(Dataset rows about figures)

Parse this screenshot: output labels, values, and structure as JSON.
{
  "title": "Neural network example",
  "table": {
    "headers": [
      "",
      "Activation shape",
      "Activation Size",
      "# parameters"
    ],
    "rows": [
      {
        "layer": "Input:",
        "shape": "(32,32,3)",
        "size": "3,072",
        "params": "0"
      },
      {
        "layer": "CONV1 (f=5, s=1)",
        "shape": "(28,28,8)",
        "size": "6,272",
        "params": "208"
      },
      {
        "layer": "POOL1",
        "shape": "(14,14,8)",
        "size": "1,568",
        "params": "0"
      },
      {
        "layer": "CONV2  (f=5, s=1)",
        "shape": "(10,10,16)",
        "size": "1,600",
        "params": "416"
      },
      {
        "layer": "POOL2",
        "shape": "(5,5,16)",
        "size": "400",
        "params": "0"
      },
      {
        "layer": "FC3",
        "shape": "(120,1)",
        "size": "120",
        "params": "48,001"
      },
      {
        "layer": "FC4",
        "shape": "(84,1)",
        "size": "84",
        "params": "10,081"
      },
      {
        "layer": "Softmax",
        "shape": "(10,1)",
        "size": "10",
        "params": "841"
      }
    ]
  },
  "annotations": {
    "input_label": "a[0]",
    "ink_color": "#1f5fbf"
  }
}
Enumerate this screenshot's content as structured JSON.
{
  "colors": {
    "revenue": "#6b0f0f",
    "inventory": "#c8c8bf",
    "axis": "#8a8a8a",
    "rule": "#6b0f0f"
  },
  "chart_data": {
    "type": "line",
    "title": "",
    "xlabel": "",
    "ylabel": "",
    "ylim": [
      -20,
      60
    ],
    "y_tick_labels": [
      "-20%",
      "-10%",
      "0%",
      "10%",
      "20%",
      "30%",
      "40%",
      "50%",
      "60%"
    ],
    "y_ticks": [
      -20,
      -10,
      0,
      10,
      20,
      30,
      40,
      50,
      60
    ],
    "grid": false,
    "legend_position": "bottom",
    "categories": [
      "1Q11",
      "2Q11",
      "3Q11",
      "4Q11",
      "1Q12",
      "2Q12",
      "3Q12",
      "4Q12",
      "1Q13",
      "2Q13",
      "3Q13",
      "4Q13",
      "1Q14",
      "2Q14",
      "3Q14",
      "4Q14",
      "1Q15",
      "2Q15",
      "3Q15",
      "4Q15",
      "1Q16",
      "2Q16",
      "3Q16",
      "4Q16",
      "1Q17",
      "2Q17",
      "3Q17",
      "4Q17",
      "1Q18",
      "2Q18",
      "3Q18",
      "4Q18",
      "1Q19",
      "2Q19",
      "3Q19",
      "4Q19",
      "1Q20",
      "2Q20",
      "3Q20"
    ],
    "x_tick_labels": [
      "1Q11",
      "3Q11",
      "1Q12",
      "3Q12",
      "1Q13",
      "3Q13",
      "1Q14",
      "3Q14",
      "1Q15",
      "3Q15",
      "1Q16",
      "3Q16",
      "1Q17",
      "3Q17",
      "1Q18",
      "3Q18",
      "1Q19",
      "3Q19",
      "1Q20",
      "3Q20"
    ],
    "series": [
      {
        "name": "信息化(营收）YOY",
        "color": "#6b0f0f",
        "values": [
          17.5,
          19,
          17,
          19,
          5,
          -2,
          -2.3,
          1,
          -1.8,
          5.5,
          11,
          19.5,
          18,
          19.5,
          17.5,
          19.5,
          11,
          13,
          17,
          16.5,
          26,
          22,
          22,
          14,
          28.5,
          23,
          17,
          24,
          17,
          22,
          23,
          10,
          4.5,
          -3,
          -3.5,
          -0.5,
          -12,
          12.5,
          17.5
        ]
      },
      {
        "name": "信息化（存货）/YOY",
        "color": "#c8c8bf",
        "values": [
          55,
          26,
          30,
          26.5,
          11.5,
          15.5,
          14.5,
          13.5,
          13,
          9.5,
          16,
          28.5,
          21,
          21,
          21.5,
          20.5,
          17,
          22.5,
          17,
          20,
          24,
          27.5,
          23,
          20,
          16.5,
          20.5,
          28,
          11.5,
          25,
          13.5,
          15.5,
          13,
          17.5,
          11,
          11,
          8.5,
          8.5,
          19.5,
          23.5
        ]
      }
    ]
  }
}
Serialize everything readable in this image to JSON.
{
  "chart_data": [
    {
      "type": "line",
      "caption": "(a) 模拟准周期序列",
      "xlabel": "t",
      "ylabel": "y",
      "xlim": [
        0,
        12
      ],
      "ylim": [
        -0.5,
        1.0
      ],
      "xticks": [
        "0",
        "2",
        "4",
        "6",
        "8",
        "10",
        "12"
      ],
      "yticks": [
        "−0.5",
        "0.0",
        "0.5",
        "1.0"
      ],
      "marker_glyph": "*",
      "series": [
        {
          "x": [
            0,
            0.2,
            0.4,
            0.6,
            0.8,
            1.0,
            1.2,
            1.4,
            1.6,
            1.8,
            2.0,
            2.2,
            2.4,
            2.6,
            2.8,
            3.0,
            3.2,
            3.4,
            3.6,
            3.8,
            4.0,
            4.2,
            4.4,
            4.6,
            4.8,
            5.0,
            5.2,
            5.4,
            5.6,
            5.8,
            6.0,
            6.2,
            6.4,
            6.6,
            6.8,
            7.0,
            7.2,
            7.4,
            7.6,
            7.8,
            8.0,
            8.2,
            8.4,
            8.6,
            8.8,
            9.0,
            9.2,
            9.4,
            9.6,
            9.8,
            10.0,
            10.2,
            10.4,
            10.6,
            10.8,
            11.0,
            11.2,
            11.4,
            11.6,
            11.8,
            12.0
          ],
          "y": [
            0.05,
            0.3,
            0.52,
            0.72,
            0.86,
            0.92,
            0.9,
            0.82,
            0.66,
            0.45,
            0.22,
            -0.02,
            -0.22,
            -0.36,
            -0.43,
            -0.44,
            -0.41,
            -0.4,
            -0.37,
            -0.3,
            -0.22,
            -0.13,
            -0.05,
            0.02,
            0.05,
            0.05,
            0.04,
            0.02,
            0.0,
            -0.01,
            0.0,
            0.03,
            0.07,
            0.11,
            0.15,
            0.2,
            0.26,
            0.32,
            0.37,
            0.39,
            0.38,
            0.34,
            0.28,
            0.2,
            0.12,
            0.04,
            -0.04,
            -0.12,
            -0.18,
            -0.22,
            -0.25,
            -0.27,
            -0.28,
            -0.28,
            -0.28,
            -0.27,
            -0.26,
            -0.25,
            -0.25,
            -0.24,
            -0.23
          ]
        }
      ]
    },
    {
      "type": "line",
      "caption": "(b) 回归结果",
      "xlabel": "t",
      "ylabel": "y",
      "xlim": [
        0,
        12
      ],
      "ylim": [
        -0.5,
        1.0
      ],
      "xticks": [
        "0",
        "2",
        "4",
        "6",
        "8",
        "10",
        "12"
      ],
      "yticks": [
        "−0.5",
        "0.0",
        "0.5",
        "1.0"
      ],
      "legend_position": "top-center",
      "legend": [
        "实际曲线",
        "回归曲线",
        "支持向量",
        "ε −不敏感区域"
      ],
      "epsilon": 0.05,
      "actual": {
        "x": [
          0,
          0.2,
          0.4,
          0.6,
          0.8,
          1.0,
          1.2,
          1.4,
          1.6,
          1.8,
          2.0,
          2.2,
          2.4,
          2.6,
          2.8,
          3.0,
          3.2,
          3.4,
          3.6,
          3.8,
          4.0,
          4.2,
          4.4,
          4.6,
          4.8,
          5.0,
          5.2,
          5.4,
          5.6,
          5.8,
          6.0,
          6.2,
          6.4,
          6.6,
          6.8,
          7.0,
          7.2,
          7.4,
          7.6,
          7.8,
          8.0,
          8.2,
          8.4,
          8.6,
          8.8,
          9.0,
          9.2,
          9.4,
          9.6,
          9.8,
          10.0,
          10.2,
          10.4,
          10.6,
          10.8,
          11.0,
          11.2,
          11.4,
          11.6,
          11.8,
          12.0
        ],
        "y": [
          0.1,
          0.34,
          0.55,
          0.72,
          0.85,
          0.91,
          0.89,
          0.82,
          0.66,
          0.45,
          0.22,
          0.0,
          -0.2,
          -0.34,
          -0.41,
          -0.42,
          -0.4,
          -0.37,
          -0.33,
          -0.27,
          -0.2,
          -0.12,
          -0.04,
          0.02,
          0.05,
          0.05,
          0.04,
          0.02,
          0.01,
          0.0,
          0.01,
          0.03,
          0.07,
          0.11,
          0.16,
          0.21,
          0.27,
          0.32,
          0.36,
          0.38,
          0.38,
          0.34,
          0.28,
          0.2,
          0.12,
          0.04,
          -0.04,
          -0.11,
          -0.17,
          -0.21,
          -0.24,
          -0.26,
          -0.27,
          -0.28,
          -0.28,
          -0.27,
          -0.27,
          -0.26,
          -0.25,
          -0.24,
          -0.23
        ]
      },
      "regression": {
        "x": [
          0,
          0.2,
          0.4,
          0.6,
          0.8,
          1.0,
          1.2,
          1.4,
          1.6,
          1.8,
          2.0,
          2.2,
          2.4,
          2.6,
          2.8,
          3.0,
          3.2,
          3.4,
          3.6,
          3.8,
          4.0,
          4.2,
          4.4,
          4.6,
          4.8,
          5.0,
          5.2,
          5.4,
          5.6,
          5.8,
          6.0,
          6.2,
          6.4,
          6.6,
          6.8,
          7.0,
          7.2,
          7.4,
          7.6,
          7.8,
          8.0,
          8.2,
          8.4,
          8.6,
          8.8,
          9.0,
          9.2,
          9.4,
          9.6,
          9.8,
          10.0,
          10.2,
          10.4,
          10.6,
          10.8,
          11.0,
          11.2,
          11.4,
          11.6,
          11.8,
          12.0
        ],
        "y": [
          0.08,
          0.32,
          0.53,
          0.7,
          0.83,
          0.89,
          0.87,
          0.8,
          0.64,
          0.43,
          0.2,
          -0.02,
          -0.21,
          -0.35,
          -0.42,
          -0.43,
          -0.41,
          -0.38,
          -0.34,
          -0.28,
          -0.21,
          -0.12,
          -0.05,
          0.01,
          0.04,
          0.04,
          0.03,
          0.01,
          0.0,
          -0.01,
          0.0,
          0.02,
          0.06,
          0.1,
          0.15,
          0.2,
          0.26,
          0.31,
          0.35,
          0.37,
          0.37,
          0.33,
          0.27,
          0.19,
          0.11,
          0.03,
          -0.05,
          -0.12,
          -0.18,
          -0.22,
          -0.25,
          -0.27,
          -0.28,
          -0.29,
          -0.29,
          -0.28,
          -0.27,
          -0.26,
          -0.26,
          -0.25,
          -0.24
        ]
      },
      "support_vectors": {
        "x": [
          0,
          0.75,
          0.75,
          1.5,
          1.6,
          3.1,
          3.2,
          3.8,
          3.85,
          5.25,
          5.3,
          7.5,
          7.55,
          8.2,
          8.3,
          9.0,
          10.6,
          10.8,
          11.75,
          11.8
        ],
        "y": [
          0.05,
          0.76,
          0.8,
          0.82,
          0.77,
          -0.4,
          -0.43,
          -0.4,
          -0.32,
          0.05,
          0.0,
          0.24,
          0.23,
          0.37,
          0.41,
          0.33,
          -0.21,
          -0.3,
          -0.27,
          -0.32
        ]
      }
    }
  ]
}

> [EXERCISE AIM]:
Using the listing above, show every line that includes the string "title".

> [RESULT]:
  "title": "Neural network example",
    "title": "",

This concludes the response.